**WRITTEN INSTRUCTION**
Will you print the material below without altering a single character?

**SUPPLIED ENTRIES**

---+---

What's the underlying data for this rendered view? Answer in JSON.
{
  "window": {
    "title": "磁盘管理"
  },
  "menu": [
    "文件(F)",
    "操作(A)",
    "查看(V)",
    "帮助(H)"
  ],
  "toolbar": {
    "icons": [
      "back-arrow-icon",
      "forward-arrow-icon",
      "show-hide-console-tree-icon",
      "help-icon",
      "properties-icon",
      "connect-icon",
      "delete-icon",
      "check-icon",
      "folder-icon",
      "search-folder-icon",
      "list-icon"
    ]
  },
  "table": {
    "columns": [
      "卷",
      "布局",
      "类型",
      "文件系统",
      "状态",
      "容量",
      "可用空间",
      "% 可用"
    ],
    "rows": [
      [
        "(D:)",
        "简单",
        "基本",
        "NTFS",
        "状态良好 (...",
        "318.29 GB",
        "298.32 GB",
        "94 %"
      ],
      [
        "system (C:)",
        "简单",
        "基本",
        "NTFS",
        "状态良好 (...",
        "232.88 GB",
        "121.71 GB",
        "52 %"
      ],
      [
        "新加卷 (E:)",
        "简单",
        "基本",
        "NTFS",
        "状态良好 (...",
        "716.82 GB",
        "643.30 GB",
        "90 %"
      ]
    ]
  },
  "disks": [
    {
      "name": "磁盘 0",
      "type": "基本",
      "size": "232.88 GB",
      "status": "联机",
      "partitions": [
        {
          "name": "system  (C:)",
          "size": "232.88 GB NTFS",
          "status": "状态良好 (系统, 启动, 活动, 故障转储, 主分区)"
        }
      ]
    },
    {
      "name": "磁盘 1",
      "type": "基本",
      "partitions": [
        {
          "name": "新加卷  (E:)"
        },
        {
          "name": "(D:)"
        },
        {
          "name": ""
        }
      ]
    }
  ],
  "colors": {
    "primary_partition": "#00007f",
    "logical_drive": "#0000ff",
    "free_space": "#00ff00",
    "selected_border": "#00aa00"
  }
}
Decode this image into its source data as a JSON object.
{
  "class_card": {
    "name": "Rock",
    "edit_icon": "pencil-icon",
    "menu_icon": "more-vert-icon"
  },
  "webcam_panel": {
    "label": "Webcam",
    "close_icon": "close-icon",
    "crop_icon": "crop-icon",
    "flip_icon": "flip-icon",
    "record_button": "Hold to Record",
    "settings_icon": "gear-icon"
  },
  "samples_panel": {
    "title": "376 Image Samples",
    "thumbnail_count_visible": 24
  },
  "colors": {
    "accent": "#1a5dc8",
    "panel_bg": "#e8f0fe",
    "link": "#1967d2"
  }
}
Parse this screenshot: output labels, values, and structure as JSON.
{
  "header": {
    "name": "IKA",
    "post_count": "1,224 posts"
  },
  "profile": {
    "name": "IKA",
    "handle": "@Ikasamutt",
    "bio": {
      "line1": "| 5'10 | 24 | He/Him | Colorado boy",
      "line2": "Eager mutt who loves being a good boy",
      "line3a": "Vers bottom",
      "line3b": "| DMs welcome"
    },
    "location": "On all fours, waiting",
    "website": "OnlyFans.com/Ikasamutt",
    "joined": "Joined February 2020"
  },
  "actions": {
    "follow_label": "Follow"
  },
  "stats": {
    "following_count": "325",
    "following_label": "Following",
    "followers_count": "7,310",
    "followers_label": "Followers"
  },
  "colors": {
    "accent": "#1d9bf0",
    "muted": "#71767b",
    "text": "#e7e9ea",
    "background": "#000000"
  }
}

---+---

**IN RESPONSE**
What's the underlying data for this rendered view? Answer in JSON.
{
  "window": {
    "title": "磁盘管理"
  },
  "menu": [
    "文件(F)",
    "操作(A)",
    "查看(V)",
    "帮助(H)"
  ],
  "toolbar": {
    "icons": [
      "back-arrow-icon",
      "forward-arrow-icon",
      "show-hide-console-tree-icon",
      "help-icon",
      "properties-icon",
      "connect-icon",
      "delete-icon",
      "check-icon",
      "folder-icon",
      "search-folder-icon",
      "list-icon"
    ]
  },
  "table": {
    "columns": [
      "卷",
      "布局",
      "类型",
      "文件系统",
      "状态",
      "容量",
      "可用空间",
      "% 可用"
    ],
    "rows": [
      [
        "(D:)",
        "简单",
        "基本",
        "NTFS",
        "状态良好 (...",
        "318.29 GB",
        "298.32 GB",
        "94 %"
      ],
      [
        "system (C:)",
        "简单",
        "基本",
        "NTFS",
        "状态良好 (...",
        "232.88 GB",
        "121.71 GB",
        "52 %"
      ],
      [
        "新加卷 (E:)",
        "简单",
        "基本",
        "NTFS",
        "状态良好 (...",
        "716.82 GB",
        "643.30 GB",
        "90 %"
      ]
    ]
  },
  "disks": [
    {
      "name": "磁盘 0",
      "type": "基本",
      "size": "232.88 GB",
      "status": "联机",
      "partitions": [
        {
          "name": "system  (C:)",
          "size": "232.88 GB NTFS",
          "status": "状态良好 (系统, 启动, 活动, 故障转储, 主分区)"
        }
      ]
    },
    {
      "name": "磁盘 1",
      "type": "基本",
      "partitions": [
        {
          "name": "新加卷  (E:)"
        },
        {
          "name": "(D:)"
        },
        {
          "name": ""
        }
      ]
    }
  ],
  "colors": {
    "primary_partition": "#00007f",
    "logical_drive": "#0000ff",
    "free_space": "#00ff00",
    "selected_border": "#00aa00"
  }
}
Decode this image into its source data as a JSON object.
{
  "class_card": {
    "name": "Rock",
    "edit_icon": "pencil-icon",
    "menu_icon": "more-vert-icon"
  },
  "webcam_panel": {
    "label": "Webcam",
    "close_icon": "close-icon",
    "crop_icon": "crop-icon",
    "flip_icon": "flip-icon",
    "record_button": "Hold to Record",
    "settings_icon": "gear-icon"
  },
  "samples_panel": {
    "title": "376 Image Samples",
    "thumbnail_count_visible": 24
  },
  "colors": {
    "accent": "#1a5dc8",
    "panel_bg": "#e8f0fe",
    "link": "#1967d2"
  }
}
Parse this screenshot: output labels, values, and structure as JSON.
{
  "header": {
    "name": "IKA",
    "post_count": "1,224 posts"
  },
  "profile": {
    "name": "IKA",
    "handle": "@Ikasamutt",
    "bio": {
      "line1": "| 5'10 | 24 | He/Him | Colorado boy",
      "line2": "Eager mutt who loves being a good boy",
      "line3a": "Vers bottom",
      "line3b": "| DMs welcome"
    },
    "location": "On all fours, waiting",
    "website": "OnlyFans.com/Ikasamutt",
    "joined": "Joined February 2020"
  },
  "actions": {
    "follow_label": "Follow"
  },
  "stats": {
    "following_count": "325",
    "following_label": "Following",
    "followers_count": "7,310",
    "followers_label": "Followers"
  },
  "colors": {
    "accent": "#1d9bf0",
    "muted": "#71767b",
    "text": "#e7e9ea",
    "background": "#000000"
  }
}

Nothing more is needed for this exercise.